___ Data ___

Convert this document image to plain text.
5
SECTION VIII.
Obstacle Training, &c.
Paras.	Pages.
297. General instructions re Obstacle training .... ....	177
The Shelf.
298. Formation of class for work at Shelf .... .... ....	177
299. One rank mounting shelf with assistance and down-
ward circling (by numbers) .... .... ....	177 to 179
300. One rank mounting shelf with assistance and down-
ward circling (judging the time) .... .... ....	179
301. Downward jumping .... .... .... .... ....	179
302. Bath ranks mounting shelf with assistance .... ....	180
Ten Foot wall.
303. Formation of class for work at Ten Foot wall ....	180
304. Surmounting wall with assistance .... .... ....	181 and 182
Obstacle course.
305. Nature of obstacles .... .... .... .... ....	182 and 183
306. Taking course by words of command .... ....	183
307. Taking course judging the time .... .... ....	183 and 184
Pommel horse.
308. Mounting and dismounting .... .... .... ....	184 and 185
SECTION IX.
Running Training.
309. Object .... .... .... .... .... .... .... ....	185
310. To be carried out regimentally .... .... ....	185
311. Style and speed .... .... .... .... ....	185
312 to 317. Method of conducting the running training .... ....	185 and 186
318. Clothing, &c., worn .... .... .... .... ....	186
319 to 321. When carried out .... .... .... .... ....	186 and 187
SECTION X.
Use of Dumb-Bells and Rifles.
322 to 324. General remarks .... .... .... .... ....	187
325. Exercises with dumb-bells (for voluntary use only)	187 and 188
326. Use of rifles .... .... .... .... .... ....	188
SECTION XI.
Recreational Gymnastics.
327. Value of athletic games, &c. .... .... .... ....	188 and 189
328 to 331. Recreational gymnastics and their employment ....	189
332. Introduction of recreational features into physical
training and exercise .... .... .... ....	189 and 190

___

Copy and report every line where the word "assistance" is present.

■ Result for this task
299. One rank mounting shelf with assistance and down-
300. One rank mounting shelf with assistance and down-
302. Bath ranks mounting shelf with assistance .... ....	180
304. Surmounting wall with assistance .... .... ....	181 and 182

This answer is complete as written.